[Exercise brief] Reproduce all entries verbatim, with nothing added or dropped.

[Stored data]
--------------------

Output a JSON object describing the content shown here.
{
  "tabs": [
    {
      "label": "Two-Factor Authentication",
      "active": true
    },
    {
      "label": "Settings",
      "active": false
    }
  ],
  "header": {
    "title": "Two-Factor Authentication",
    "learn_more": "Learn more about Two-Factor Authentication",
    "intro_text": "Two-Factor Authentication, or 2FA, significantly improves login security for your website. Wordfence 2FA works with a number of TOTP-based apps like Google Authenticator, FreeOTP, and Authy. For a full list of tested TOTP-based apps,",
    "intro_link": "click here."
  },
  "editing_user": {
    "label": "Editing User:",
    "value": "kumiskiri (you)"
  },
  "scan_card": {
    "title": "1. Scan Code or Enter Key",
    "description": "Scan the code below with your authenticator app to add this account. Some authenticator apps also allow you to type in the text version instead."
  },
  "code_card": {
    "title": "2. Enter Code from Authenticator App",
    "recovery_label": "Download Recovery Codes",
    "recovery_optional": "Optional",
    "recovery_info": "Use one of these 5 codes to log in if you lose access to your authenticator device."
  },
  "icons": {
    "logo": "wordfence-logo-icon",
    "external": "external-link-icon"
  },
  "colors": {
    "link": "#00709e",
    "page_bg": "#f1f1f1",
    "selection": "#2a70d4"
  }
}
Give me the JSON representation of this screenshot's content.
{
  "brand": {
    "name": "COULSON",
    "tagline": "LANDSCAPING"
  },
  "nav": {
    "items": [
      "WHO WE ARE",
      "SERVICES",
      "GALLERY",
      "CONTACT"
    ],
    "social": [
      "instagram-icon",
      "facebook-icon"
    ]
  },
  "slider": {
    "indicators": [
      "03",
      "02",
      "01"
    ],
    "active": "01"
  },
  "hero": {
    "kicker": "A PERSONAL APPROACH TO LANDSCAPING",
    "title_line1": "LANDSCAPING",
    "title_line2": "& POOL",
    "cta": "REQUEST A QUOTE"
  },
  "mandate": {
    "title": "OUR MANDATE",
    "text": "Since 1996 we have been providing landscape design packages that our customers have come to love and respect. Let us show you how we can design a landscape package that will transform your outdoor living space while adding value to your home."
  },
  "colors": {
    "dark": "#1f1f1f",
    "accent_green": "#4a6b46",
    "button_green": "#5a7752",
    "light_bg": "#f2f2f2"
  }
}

--------------------

[Solution to the exercise]
Output a JSON object describing the content shown here.
{
  "tabs": [
    {
      "label": "Two-Factor Authentication",
      "active": true
    },
    {
      "label": "Settings",
      "active": false
    }
  ],
  "header": {
    "title": "Two-Factor Authentication",
    "learn_more": "Learn more about Two-Factor Authentication",
    "intro_text": "Two-Factor Authentication, or 2FA, significantly improves login security for your website. Wordfence 2FA works with a number of TOTP-based apps like Google Authenticator, FreeOTP, and Authy. For a full list of tested TOTP-based apps,",
    "intro_link": "click here."
  },
  "editing_user": {
    "label": "Editing User:",
    "value": "kumiskiri (you)"
  },
  "scan_card": {
    "title": "1. Scan Code or Enter Key",
    "description": "Scan the code below with your authenticator app to add this account. Some authenticator apps also allow you to type in the text version instead."
  },
  "code_card": {
    "title": "2. Enter Code from Authenticator App",
    "recovery_label": "Download Recovery Codes",
    "recovery_optional": "Optional",
    "recovery_info": "Use one of these 5 codes to log in if you lose access to your authenticator device."
  },
  "icons": {
    "logo": "wordfence-logo-icon",
    "external": "external-link-icon"
  },
  "colors": {
    "link": "#00709e",
    "page_bg": "#f1f1f1",
    "selection": "#2a70d4"
  }
}
Give me the JSON representation of this screenshot's content.
{
  "brand": {
    "name": "COULSON",
    "tagline": "LANDSCAPING"
  },
  "nav": {
    "items": [
      "WHO WE ARE",
      "SERVICES",
      "GALLERY",
      "CONTACT"
    ],
    "social": [
      "instagram-icon",
      "facebook-icon"
    ]
  },
  "slider": {
    "indicators": [
      "03",
      "02",
      "01"
    ],
    "active": "01"
  },
  "hero": {
    "kicker": "A PERSONAL APPROACH TO LANDSCAPING",
    "title_line1": "LANDSCAPING",
    "title_line2": "& POOL",
    "cta": "REQUEST A QUOTE"
  },
  "mandate": {
    "title": "OUR MANDATE",
    "text": "Since 1996 we have been providing landscape design packages that our customers have come to love and respect. Let us show you how we can design a landscape package that will transform your outdoor living space while adding value to your home."
  },
  "colors": {
    "dark": "#1f1f1f",
    "accent_green": "#4a6b46",
    "button_green": "#5a7752",
    "light_bg": "#f2f2f2"
  }
}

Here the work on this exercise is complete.